Collected data:
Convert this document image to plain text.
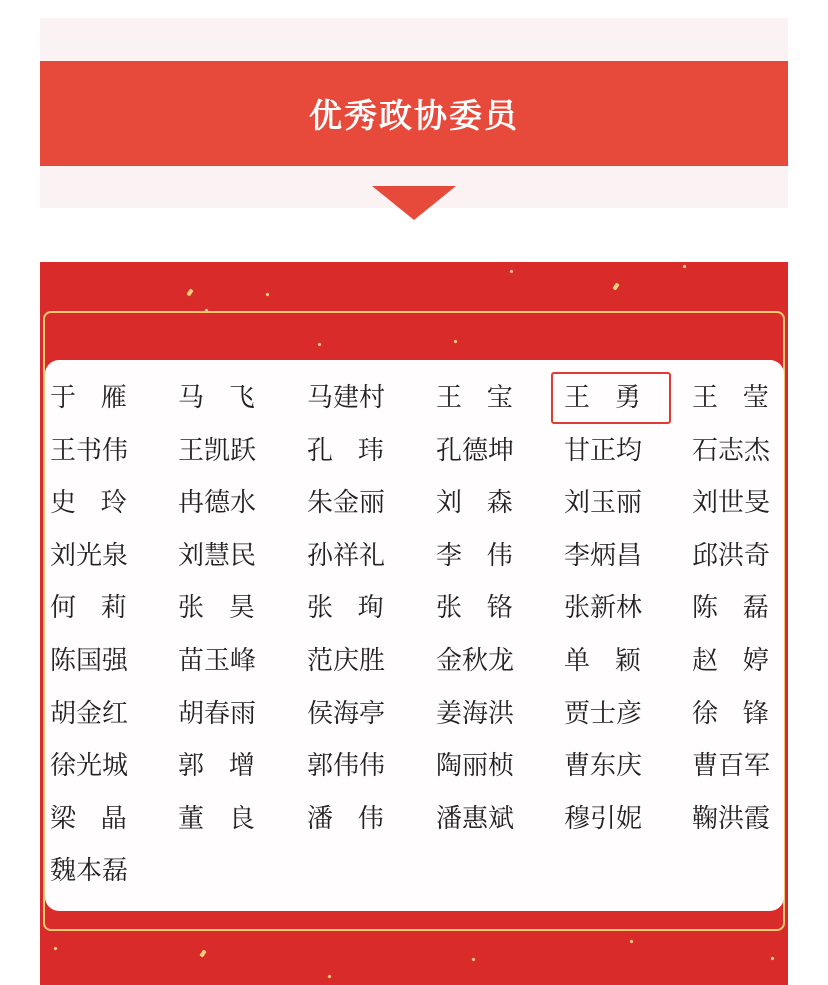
优秀政协委员
于   雁	马   飞	马建村	王   宝	王   勇	王   莹
王书伟	王凯跃	孔   玮	孔德坤	甘正均	石志杰
史   玲	冉德水	朱金丽	刘   森	刘玉丽	刘世旻
刘光泉	刘慧民	孙祥礼	李   伟	李炳昌	邱洪奇
何   莉	张   昊	张   珣	张   铬	张新林	陈   磊
陈国强	苗玉峰	范庆胜	金秋龙	单   颖	赵   婷
胡金红	胡春雨	侯海亭	姜海洪	贾士彦	徐   锋
徐光城	郭   增	郭伟伟	陶丽桢	曹东庆	曹百军
梁   晶	董   良	潘   伟	潘惠斌	穆引妮	鞠洪霞
魏本磊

TO BE DONE
Your copy should match the entries exactly, minus the pictures.

WRITTEN RESPONSE
Convert this document image to plain text.
优秀政协委员
于   雁	马   飞	马建村	王   宝	王   勇	王   莹
王书伟	王凯跃	孔   玮	孔德坤	甘正均	石志杰
史   玲	冉德水	朱金丽	刘   森	刘玉丽	刘世旻
刘光泉	刘慧民	孙祥礼	李   伟	李炳昌	邱洪奇
何   莉	张   昊	张   珣	张   铬	张新林	陈   磊
陈国强	苗玉峰	范庆胜	金秋龙	单   颖	赵   婷
胡金红	胡春雨	侯海亭	姜海洪	贾士彦	徐   锋
徐光城	郭   增	郭伟伟	陶丽桢	曹东庆	曹百军
梁   晶	董   良	潘   伟	潘惠斌	穆引妮	鞠洪霞
魏本磊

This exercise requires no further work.